◆ **Provided records**:
● ● ● ● ●

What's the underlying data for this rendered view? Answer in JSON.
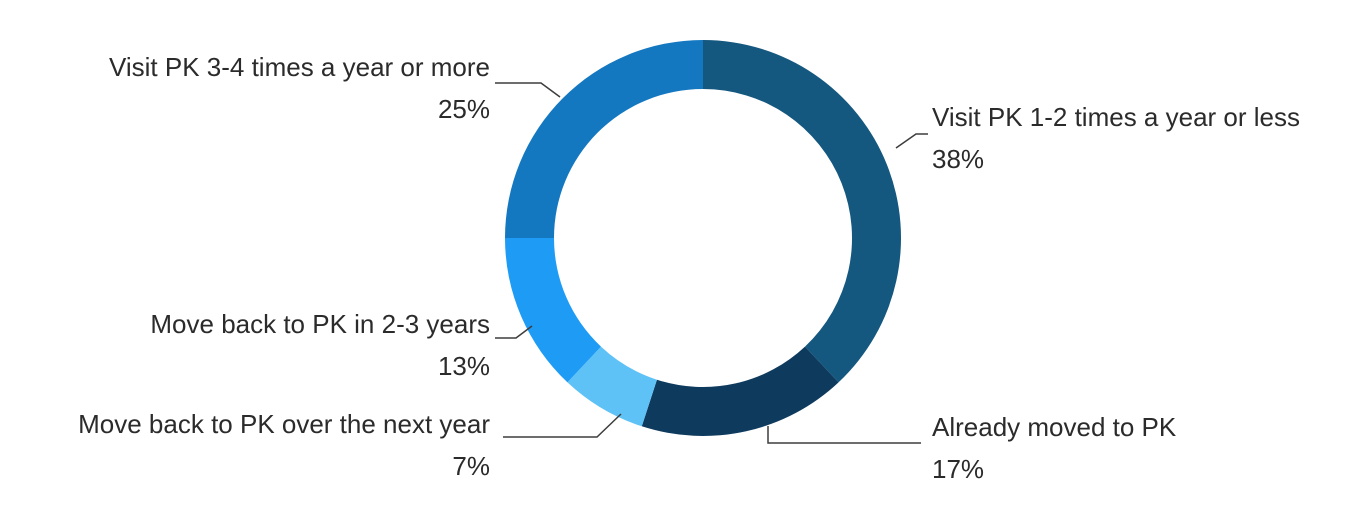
{
  "chart_data": {
    "type": "pie",
    "subtype": "donut",
    "title": "",
    "legend": "none",
    "start_angle_deg": 0,
    "direction": "clockwise",
    "donut_hole_ratio": 0.75,
    "segments": [
      {
        "label": "Visit PK 1-2 times a year or less",
        "pct_label": "38%",
        "value": 38,
        "color": "#14577F"
      },
      {
        "label": "Already moved to PK",
        "pct_label": "17%",
        "value": 17,
        "color": "#0E3A5E"
      },
      {
        "label": "Move back to PK over the next year",
        "pct_label": "7%",
        "value": 7,
        "color": "#5EC2F6"
      },
      {
        "label": "Move back to PK in 2-3 years",
        "pct_label": "13%",
        "value": 13,
        "color": "#1E9CF5"
      },
      {
        "label": "Visit PK 3-4 times a year or more",
        "pct_label": "25%",
        "value": 25,
        "color": "#1478C1"
      }
    ]
  }
}
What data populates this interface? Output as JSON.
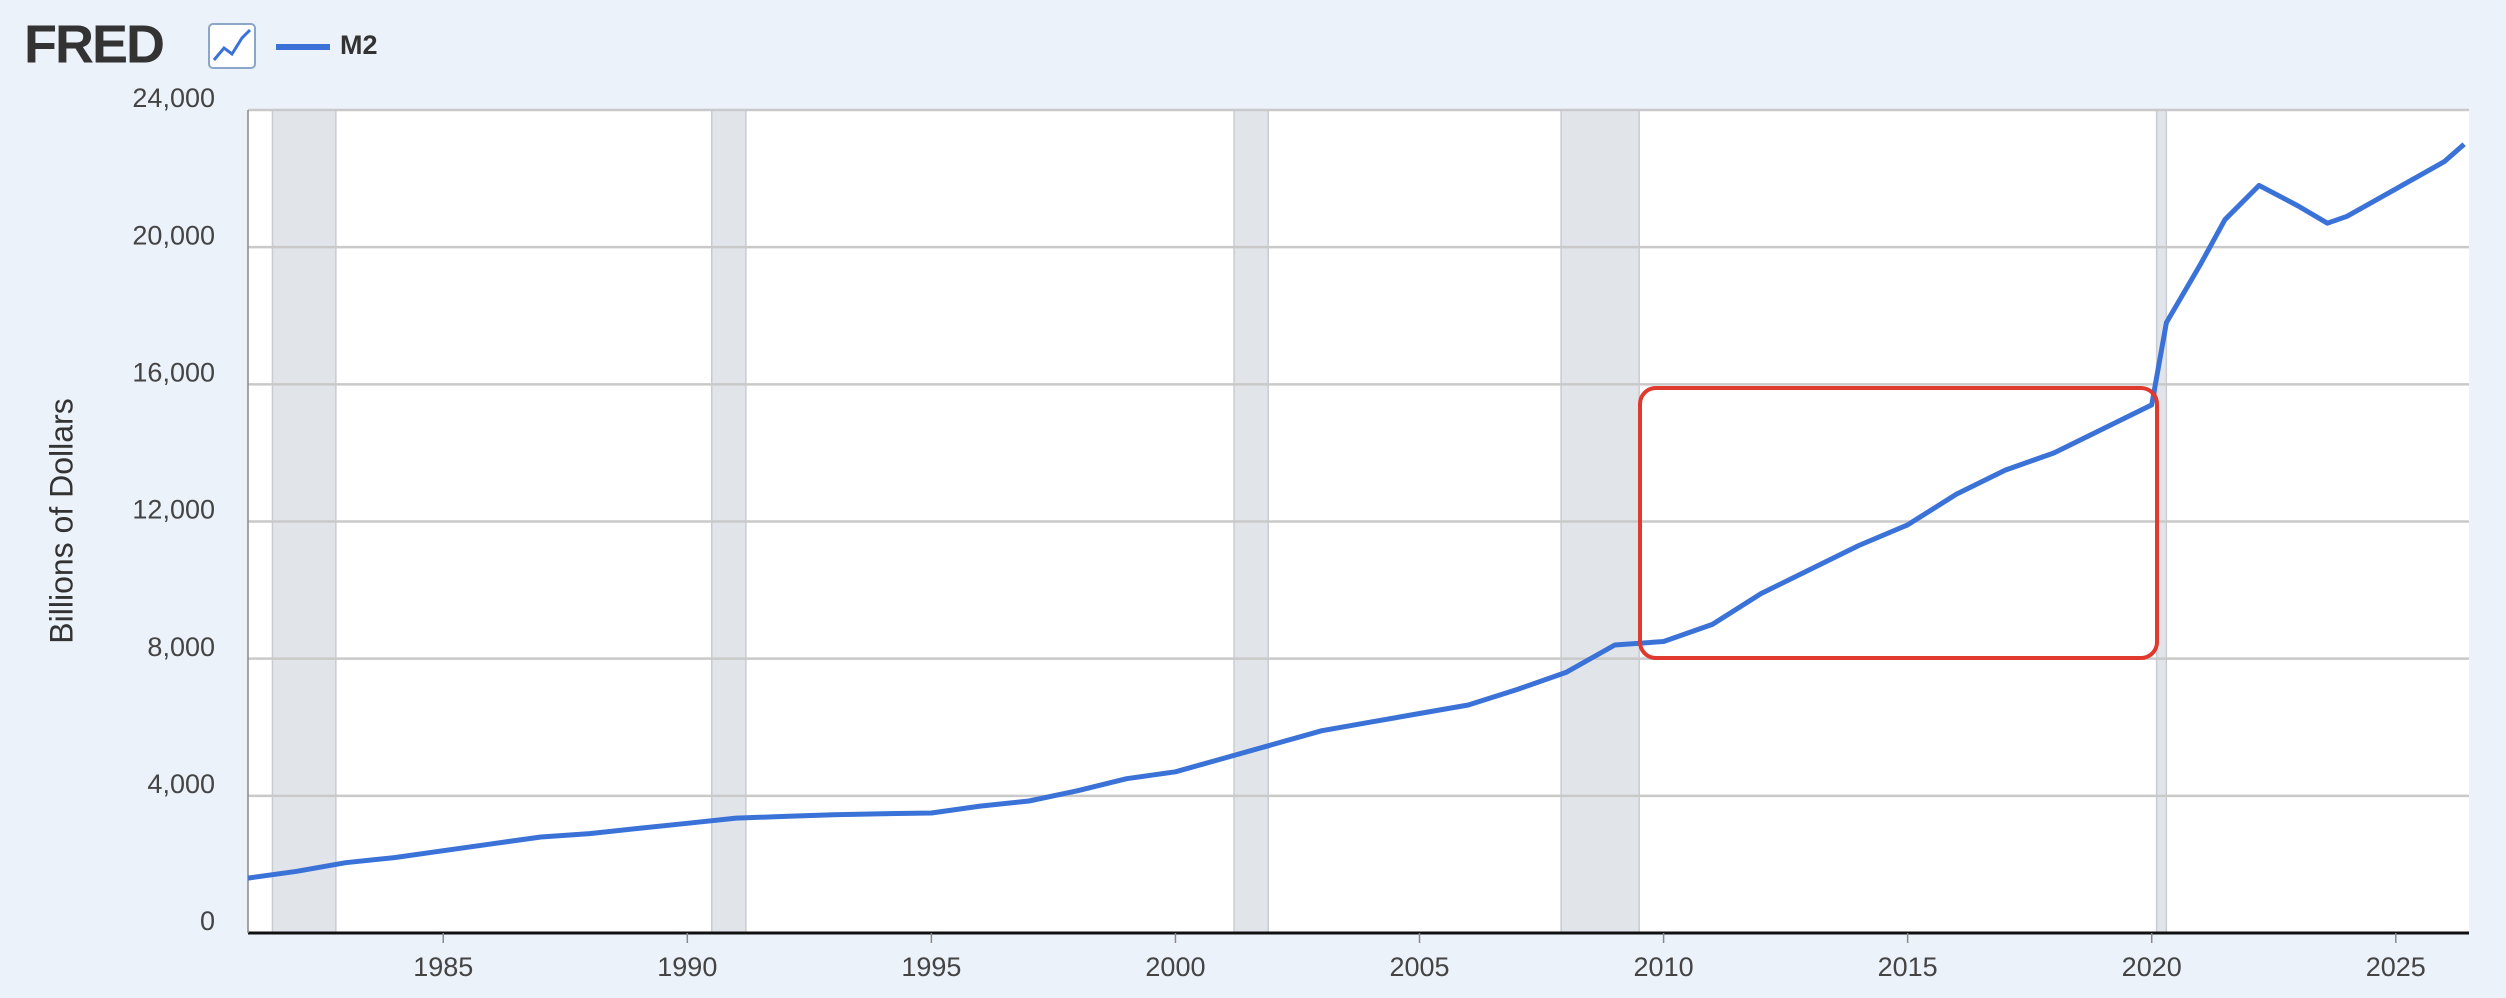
{
  "logo": "FRED",
  "chart_data": {
    "type": "line",
    "y_label": "Billions of Dollars",
    "x": [
      1981.0,
      1982.0,
      1983.0,
      1984.0,
      1985.0,
      1986.0,
      1987.0,
      1988.0,
      1989.0,
      1990.0,
      1991.0,
      1992.0,
      1993.0,
      1994.0,
      1995.0,
      1996.0,
      1997.0,
      1998.0,
      1999.0,
      2000.0,
      2001.0,
      2002.0,
      2003.0,
      2004.0,
      2005.0,
      2006.0,
      2007.0,
      2008.0,
      2009.0,
      2010.0,
      2011.0,
      2012.0,
      2013.0,
      2014.0,
      2015.0,
      2016.0,
      2017.0,
      2018.0,
      2019.0,
      2020.0,
      2020.3,
      2021.0,
      2021.5,
      2022.2,
      2023.0,
      2023.6,
      2024.0,
      2025.0,
      2026.0,
      2026.4
    ],
    "series": [
      {
        "name": "M2",
        "color": "#3a72d8",
        "values": [
          1600,
          1800,
          2050,
          2200,
          2400,
          2600,
          2800,
          2900,
          3050,
          3200,
          3350,
          3400,
          3450,
          3480,
          3500,
          3700,
          3850,
          4150,
          4500,
          4700,
          5100,
          5500,
          5900,
          6150,
          6400,
          6650,
          7100,
          7600,
          8400,
          8500,
          9000,
          9900,
          10600,
          11300,
          11900,
          12800,
          13500,
          14000,
          14700,
          15400,
          17800,
          19500,
          20800,
          21800,
          21200,
          20700,
          20900,
          21700,
          22500,
          23000
        ]
      }
    ],
    "recessions": [
      [
        1981.5,
        1982.8
      ],
      [
        1990.5,
        1991.2
      ],
      [
        2001.2,
        2001.9
      ],
      [
        2007.9,
        2009.5
      ],
      [
        2020.1,
        2020.3
      ]
    ],
    "recession_color": "#e1e5ea",
    "xlim": [
      1981.0,
      2026.5
    ],
    "ylim": [
      0,
      24000
    ],
    "xticks": [
      1985,
      1990,
      1995,
      2000,
      2005,
      2010,
      2015,
      2020,
      2025
    ],
    "yticks": [
      0,
      {
        "value": 4000,
        "label": "4,000"
      },
      {
        "value": 8000,
        "label": "8,000"
      },
      {
        "value": 12000,
        "label": "12,000"
      },
      {
        "value": 16000,
        "label": "16,000"
      },
      {
        "value": 20000,
        "label": "20,000"
      },
      {
        "value": 24000,
        "label": "24,000"
      }
    ],
    "grid": true
  }
}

● ● ● ● ●

◆ **Task statement**: Set down every entry word for word, but omit the pictures.

◆ **Solution to the exercise**:
What's the underlying data for this rendered view? Answer in JSON.
{
  "chart_data": {
    "type": "pie",
    "subtype": "donut",
    "title": "",
    "legend": "none",
    "start_angle_deg": 0,
    "direction": "clockwise",
    "donut_hole_ratio": 0.75,
    "segments": [
      {
        "label": "Visit PK 1-2 times a year or less",
        "pct_label": "38%",
        "value": 38,
        "color": "#14577F"
      },
      {
        "label": "Already moved to PK",
        "pct_label": "17%",
        "value": 17,
        "color": "#0E3A5E"
      },
      {
        "label": "Move back to PK over the next year",
        "pct_label": "7%",
        "value": 7,
        "color": "#5EC2F6"
      },
      {
        "label": "Move back to PK in 2-3 years",
        "pct_label": "13%",
        "value": 13,
        "color": "#1E9CF5"
      },
      {
        "label": "Visit PK 3-4 times a year or more",
        "pct_label": "25%",
        "value": 25,
        "color": "#1478C1"
      }
    ]
  }
}
What data populates this interface? Output as JSON.
{
  "logo": "FRED",
  "chart_data": {
    "type": "line",
    "y_label": "Billions of Dollars",
    "x": [
      1981.0,
      1982.0,
      1983.0,
      1984.0,
      1985.0,
      1986.0,
      1987.0,
      1988.0,
      1989.0,
      1990.0,
      1991.0,
      1992.0,
      1993.0,
      1994.0,
      1995.0,
      1996.0,
      1997.0,
      1998.0,
      1999.0,
      2000.0,
      2001.0,
      2002.0,
      2003.0,
      2004.0,
      2005.0,
      2006.0,
      2007.0,
      2008.0,
      2009.0,
      2010.0,
      2011.0,
      2012.0,
      2013.0,
      2014.0,
      2015.0,
      2016.0,
      2017.0,
      2018.0,
      2019.0,
      2020.0,
      2020.3,
      2021.0,
      2021.5,
      2022.2,
      2023.0,
      2023.6,
      2024.0,
      2025.0,
      2026.0,
      2026.4
    ],
    "series": [
      {
        "name": "M2",
        "color": "#3a72d8",
        "values": [
          1600,
          1800,
          2050,
          2200,
          2400,
          2600,
          2800,
          2900,
          3050,
          3200,
          3350,
          3400,
          3450,
          3480,
          3500,
          3700,
          3850,
          4150,
          4500,
          4700,
          5100,
          5500,
          5900,
          6150,
          6400,
          6650,
          7100,
          7600,
          8400,
          8500,
          9000,
          9900,
          10600,
          11300,
          11900,
          12800,
          13500,
          14000,
          14700,
          15400,
          17800,
          19500,
          20800,
          21800,
          21200,
          20700,
          20900,
          21700,
          22500,
          23000
        ]
      }
    ],
    "recessions": [
      [
        1981.5,
        1982.8
      ],
      [
        1990.5,
        1991.2
      ],
      [
        2001.2,
        2001.9
      ],
      [
        2007.9,
        2009.5
      ],
      [
        2020.1,
        2020.3
      ]
    ],
    "recession_color": "#e1e5ea",
    "xlim": [
      1981.0,
      2026.5
    ],
    "ylim": [
      0,
      24000
    ],
    "xticks": [
      1985,
      1990,
      1995,
      2000,
      2005,
      2010,
      2015,
      2020,
      2025
    ],
    "yticks": [
      0,
      {
        "value": 4000,
        "label": "4,000"
      },
      {
        "value": 8000,
        "label": "8,000"
      },
      {
        "value": 12000,
        "label": "12,000"
      },
      {
        "value": 16000,
        "label": "16,000"
      },
      {
        "value": 20000,
        "label": "20,000"
      },
      {
        "value": 24000,
        "label": "24,000"
      }
    ],
    "grid": true
  }
}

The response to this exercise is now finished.